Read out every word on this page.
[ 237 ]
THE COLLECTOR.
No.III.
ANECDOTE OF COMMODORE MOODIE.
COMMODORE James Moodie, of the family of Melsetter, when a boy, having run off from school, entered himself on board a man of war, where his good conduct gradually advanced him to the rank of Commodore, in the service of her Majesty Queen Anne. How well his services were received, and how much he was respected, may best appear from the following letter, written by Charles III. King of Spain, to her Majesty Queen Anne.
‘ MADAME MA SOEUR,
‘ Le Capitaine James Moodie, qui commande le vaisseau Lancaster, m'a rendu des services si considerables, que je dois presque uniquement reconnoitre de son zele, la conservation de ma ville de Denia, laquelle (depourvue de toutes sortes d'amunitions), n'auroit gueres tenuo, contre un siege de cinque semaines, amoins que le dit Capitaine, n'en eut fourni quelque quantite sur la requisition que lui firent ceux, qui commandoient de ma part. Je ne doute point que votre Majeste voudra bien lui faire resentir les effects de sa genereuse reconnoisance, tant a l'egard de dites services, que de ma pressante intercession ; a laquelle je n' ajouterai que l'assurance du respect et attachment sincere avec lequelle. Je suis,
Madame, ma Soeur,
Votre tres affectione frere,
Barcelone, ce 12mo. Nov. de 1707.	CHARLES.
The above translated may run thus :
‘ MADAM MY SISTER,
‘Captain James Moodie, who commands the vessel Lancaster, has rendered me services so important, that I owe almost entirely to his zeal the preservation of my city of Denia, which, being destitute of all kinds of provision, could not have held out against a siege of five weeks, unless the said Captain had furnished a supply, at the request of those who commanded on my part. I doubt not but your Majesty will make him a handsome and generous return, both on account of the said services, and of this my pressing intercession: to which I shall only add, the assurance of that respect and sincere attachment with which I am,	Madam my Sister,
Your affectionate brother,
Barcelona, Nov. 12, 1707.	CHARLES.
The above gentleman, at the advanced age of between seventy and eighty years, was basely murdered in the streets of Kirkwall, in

WHAT TO WORK ON:
Find the word "advanced" in the material, then list each line that holds it.

RESULT OF THE TASK:
COMMODORE James Moodie, of the family of Melsetter, when a boy, having run off from school, entered himself on board a man of war, where his good conduct gradually advanced him to the rank of Commodore, in the service of her Majesty Queen Anne. How well his services were received, and how much he was respected, may best appear from the following letter, written by Charles III. King of Spain, to her Majesty Queen Anne.
The above gentleman, at the advanced age of between seventy and eighty years, was basely murdered in the streets of Kirkwall, in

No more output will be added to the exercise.